» **O que se pede**
Transcreva, do trecho sobre a delação da JBS, a parte que se inicia com as palavras "Tomaz, segundo o" e se encerra com "policiais ou procuradores.".

» **Trecho para leitura**
---

O executivo tinha um jantar na mansão de
Willer Tomaz, advogado contratado pela Eldorado Celulose, empresa do
grupo J&F, que controla a JBS. A Eldorado é alvo da Operação
Greenfield, que investiga desvios em fundos de pensão.
Tomaz, segundo o delator, dizia que
pagava R$ 50 mil mensais ao procurador da República Angelo Vilella, um
dos responsáveis pela Greenfield.
Os delatores da JBS não tinham provas dos
repasses a Vilella, mas Tomaz havia fornecido documentos sigilosos da
investigação e também o áudio de um depoimento de uma testemunha da
Greenfield, gravado pelo procurador. A ação tinha o objetivo de produzir
uma prova definitiva contra Vilella.
BRONCA
Dois meses antes, Joesley Batista, dono
da JBS, havia gravado escondido uma conversa com o presidente Michel
Temer. Joesley diz que fez a gravação por conta própria, sem ajuda de
policiais ou procuradores.

---

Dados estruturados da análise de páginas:
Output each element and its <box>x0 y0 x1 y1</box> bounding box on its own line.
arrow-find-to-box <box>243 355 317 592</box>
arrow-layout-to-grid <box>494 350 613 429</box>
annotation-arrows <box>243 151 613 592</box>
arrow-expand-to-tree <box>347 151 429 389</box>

---

» **Resposta**
Tomaz, segundo o delator, dizia que
pagava R$ 50 mil mensais ao procurador da República Angelo Vilella, um
dos responsáveis pela Greenfield.
Os delatores da JBS não tinham provas dos
repasses a Vilella, mas Tomaz havia fornecido documentos sigilosos da
investigação e também o áudio de um depoimento de uma testemunha da
Greenfield, gravado pelo procurador. A ação tinha o objetivo de produzir
uma prova definitiva contra Vilella.
BRONCA
Dois meses antes, Joesley Batista, dono
da JBS, havia gravado escondido uma conversa com o presidente Michel
Temer. Joesley diz que fez a gravação por conta própria, sem ajuda de
policiais ou procuradores.